• **Task**:
Determine the number of lines where "tích" occurs and reply with that number by itself.

• **Dataset records**:

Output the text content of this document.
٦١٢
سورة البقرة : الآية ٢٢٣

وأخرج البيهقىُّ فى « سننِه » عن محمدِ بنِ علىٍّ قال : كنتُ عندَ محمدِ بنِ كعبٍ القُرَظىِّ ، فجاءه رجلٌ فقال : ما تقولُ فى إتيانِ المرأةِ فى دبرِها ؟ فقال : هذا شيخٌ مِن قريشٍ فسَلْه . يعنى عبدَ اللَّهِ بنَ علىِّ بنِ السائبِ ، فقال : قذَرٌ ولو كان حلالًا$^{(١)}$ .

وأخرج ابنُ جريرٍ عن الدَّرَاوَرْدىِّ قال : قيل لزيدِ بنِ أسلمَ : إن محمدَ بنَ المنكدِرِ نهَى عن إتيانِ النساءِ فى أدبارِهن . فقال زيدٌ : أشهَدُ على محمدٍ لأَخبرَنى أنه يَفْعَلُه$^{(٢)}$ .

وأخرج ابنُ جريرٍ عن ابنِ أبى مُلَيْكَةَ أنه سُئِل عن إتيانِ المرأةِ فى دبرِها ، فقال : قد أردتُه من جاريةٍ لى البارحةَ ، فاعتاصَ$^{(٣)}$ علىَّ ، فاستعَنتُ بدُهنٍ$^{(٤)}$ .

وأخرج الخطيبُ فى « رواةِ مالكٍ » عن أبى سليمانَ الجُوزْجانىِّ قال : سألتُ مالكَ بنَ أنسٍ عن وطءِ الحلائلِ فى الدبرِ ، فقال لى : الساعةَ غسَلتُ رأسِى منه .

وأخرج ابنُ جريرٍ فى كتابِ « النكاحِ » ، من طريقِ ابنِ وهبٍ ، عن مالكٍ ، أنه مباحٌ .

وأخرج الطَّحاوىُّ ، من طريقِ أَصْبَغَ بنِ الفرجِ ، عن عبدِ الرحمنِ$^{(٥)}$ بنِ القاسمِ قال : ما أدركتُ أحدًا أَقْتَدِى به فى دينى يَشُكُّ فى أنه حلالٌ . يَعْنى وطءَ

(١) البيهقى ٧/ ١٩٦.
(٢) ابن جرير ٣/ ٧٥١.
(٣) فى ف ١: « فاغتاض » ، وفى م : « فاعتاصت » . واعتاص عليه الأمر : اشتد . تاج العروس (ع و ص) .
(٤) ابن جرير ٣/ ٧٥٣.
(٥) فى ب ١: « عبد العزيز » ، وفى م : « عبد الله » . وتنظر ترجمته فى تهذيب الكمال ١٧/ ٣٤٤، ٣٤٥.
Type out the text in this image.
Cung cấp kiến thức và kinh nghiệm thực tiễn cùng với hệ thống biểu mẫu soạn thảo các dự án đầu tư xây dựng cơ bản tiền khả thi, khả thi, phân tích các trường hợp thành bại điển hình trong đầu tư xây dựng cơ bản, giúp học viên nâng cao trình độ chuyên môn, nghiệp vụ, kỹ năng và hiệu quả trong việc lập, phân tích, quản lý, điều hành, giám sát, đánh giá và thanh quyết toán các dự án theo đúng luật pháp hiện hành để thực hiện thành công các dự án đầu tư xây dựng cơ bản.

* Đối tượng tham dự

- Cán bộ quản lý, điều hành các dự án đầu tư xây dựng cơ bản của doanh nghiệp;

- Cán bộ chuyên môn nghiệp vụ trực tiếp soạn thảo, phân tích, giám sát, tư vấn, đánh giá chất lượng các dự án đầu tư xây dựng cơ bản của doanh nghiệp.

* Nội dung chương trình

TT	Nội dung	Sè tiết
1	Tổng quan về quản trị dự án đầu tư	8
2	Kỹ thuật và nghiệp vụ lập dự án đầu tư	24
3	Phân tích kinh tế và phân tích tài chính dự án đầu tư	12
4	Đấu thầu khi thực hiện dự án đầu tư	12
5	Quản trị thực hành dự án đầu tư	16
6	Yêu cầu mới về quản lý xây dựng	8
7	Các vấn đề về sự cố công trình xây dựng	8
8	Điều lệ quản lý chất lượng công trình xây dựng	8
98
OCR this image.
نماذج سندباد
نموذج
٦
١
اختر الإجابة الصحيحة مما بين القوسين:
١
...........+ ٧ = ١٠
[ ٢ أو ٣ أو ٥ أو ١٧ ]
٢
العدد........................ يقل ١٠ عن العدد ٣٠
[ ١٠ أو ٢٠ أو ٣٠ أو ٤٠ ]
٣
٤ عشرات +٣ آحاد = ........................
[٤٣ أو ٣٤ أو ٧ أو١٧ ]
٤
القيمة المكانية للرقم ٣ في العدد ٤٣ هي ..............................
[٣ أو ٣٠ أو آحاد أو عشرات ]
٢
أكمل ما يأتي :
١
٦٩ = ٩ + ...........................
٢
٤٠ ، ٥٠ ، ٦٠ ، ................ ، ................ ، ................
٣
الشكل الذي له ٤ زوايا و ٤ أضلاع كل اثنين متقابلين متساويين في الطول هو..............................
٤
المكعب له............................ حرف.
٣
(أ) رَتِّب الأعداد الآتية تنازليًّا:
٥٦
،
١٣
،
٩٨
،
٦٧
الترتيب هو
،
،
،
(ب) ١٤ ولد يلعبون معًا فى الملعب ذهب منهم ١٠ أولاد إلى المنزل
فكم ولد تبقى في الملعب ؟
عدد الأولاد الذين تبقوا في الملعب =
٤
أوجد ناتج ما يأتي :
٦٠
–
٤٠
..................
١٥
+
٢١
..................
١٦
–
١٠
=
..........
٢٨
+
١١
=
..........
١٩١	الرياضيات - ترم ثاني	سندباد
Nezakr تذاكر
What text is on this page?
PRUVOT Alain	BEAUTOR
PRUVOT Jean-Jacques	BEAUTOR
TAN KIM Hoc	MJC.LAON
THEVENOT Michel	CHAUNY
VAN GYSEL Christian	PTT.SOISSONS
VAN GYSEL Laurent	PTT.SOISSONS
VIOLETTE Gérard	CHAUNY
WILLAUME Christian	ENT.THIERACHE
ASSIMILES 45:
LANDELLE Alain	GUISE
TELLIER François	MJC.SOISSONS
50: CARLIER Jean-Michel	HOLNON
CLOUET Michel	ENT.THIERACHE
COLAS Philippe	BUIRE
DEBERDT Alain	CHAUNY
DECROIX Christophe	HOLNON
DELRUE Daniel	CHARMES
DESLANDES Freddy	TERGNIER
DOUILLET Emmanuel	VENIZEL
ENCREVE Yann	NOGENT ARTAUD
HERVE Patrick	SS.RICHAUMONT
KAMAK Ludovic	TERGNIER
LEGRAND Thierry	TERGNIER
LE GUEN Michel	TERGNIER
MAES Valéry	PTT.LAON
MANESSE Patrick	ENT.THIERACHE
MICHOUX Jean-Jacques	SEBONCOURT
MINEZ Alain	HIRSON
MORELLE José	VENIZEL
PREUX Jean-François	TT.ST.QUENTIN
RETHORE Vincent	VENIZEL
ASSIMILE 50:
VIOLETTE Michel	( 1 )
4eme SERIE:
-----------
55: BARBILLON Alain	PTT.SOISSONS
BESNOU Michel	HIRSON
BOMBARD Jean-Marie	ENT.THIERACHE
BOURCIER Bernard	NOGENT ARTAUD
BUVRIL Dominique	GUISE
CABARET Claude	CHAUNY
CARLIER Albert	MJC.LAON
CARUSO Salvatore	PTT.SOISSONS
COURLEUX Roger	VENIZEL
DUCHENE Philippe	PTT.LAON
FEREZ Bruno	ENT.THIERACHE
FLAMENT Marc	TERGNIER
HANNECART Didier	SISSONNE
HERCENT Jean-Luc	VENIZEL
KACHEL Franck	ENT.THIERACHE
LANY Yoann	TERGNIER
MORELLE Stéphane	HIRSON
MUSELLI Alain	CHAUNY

• **Answer for the task**:
3